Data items
────────────────────
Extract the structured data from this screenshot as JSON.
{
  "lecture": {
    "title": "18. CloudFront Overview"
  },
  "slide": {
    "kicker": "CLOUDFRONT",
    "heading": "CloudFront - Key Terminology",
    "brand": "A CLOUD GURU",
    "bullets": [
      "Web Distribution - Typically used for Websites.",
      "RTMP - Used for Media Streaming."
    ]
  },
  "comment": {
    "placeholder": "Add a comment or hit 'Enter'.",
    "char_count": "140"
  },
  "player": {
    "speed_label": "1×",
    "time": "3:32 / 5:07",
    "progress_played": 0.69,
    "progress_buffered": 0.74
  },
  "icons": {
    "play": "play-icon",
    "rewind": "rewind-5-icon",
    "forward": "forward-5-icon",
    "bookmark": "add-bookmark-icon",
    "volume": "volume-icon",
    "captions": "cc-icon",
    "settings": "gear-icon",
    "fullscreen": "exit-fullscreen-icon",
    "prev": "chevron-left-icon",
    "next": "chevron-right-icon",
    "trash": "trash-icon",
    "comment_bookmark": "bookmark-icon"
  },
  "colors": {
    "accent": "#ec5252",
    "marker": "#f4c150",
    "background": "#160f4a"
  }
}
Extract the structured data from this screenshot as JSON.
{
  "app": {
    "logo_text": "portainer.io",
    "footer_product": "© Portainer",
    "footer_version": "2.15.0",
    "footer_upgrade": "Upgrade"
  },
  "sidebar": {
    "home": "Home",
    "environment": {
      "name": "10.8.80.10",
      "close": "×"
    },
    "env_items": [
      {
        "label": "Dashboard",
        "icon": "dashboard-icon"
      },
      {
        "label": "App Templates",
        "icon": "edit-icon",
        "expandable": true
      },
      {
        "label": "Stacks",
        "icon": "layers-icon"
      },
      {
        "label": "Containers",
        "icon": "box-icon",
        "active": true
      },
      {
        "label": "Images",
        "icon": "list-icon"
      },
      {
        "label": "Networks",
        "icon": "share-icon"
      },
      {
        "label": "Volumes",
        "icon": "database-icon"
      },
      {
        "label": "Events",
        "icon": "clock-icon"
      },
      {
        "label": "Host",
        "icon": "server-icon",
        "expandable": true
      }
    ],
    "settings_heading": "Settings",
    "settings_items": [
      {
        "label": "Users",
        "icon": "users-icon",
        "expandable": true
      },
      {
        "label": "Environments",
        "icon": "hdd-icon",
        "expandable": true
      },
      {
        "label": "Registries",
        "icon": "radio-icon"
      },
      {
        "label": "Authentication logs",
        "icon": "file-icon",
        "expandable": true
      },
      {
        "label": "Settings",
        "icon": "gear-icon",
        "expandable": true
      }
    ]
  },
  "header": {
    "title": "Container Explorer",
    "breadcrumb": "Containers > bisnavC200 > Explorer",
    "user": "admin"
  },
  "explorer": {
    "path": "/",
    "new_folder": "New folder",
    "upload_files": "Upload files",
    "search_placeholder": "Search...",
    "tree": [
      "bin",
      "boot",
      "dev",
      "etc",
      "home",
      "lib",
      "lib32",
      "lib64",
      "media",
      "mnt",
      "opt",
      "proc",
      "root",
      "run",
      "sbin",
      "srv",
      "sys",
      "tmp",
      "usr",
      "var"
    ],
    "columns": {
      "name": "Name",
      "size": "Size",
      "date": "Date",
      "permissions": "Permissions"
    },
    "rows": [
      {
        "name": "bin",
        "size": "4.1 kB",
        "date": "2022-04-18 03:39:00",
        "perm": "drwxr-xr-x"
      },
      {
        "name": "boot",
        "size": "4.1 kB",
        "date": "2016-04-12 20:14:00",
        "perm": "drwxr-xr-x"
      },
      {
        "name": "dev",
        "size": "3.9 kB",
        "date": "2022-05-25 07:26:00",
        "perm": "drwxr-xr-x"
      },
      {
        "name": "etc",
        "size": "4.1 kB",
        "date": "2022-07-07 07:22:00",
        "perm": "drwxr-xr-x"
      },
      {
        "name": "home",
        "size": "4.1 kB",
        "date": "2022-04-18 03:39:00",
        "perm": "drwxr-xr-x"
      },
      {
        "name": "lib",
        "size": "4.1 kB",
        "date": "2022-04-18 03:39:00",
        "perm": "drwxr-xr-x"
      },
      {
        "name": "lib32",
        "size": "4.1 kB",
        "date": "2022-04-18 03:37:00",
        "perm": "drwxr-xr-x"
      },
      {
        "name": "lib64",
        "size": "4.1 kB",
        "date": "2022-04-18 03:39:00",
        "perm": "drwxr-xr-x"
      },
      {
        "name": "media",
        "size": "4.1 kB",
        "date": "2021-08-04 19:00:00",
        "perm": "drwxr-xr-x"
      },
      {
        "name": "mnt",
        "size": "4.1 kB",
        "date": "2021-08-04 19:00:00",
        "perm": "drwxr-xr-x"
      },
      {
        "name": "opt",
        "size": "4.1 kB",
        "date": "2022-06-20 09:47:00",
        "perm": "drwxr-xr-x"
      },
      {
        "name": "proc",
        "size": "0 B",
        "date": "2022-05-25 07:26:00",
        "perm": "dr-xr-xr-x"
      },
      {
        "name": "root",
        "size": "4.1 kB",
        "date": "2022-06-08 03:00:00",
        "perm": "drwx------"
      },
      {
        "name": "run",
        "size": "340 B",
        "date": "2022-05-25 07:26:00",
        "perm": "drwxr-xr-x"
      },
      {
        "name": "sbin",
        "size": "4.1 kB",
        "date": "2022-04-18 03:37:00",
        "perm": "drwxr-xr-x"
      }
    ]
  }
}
────────────────────
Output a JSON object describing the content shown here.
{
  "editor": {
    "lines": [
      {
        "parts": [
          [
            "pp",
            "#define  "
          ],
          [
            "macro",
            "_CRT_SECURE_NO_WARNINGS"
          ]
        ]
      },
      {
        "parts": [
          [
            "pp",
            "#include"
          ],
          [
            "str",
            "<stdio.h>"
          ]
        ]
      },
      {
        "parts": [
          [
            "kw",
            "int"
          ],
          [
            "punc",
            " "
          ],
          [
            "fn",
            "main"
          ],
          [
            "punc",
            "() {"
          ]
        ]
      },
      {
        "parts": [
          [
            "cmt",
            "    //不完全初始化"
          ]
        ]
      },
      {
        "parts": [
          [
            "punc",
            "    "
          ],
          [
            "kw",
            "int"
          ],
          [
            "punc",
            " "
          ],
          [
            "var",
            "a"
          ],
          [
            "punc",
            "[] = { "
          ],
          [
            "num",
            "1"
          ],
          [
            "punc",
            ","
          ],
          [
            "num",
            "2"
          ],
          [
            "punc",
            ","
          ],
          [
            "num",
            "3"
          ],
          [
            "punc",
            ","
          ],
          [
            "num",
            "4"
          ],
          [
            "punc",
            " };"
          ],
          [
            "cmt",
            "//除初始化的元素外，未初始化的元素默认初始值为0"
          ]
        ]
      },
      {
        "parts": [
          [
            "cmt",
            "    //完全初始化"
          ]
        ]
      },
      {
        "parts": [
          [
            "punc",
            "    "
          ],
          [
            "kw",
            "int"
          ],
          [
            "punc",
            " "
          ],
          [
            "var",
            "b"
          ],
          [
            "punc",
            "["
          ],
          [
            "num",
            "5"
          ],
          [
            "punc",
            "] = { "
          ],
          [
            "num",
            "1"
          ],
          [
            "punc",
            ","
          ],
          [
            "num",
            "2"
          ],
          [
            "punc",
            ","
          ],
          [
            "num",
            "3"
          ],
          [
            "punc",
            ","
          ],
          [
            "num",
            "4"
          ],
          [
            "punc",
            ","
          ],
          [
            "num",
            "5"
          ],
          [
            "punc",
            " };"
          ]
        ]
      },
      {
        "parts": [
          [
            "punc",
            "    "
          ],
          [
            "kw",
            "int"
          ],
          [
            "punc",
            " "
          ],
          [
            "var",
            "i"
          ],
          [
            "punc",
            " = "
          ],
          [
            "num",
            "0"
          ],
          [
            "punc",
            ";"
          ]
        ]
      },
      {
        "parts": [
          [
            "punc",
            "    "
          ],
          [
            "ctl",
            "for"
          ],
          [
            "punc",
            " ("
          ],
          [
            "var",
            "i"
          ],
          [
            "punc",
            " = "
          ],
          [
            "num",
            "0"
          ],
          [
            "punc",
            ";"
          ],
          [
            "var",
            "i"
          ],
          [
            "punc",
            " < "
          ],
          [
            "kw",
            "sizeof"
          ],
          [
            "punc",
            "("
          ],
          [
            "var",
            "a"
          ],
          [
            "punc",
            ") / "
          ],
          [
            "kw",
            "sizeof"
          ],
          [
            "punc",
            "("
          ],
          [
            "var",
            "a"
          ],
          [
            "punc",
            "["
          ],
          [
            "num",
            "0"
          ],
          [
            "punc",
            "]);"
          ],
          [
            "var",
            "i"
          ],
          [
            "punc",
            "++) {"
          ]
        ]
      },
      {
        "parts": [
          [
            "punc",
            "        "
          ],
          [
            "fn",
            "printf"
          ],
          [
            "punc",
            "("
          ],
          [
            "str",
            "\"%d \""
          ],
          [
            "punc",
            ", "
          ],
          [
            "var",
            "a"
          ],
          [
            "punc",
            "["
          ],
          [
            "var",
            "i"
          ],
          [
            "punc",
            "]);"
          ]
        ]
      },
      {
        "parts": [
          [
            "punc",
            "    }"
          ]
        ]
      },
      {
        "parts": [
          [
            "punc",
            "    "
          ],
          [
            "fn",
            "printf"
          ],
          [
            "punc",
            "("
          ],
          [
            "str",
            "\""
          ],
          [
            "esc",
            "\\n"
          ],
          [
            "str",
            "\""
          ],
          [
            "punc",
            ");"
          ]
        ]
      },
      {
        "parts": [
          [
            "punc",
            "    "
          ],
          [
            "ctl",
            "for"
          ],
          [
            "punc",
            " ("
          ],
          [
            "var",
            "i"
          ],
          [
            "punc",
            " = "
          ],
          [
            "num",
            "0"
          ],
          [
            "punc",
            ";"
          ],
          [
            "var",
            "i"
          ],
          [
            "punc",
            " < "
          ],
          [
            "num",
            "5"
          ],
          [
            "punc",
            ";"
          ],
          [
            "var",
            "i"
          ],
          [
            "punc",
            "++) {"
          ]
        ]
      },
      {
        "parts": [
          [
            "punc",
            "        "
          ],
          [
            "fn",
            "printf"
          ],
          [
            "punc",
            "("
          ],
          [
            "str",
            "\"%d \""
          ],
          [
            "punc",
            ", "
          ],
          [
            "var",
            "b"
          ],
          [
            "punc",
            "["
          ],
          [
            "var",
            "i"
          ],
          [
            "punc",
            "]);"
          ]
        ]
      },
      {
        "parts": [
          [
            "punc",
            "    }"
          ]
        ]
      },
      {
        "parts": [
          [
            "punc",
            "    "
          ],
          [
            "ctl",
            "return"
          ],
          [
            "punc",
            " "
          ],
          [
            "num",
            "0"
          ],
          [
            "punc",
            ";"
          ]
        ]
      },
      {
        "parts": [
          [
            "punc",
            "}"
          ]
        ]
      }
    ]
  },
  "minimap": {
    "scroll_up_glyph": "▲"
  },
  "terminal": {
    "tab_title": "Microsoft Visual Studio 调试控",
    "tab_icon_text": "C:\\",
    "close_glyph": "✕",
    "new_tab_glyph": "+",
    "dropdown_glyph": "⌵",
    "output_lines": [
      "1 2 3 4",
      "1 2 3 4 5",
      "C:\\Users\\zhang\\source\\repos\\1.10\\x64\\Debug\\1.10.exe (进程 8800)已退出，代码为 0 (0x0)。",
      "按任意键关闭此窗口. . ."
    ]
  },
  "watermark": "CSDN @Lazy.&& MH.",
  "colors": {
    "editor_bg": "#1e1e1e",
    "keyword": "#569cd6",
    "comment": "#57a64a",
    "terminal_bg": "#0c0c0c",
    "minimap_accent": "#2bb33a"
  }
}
────────────────────
■ **Task instructions**
Gather each line in the entries above where the string "bookmark" is found.

■ **Task solution**
    "bookmark": "add-bookmark-icon",
    "comment_bookmark": "bookmark-icon"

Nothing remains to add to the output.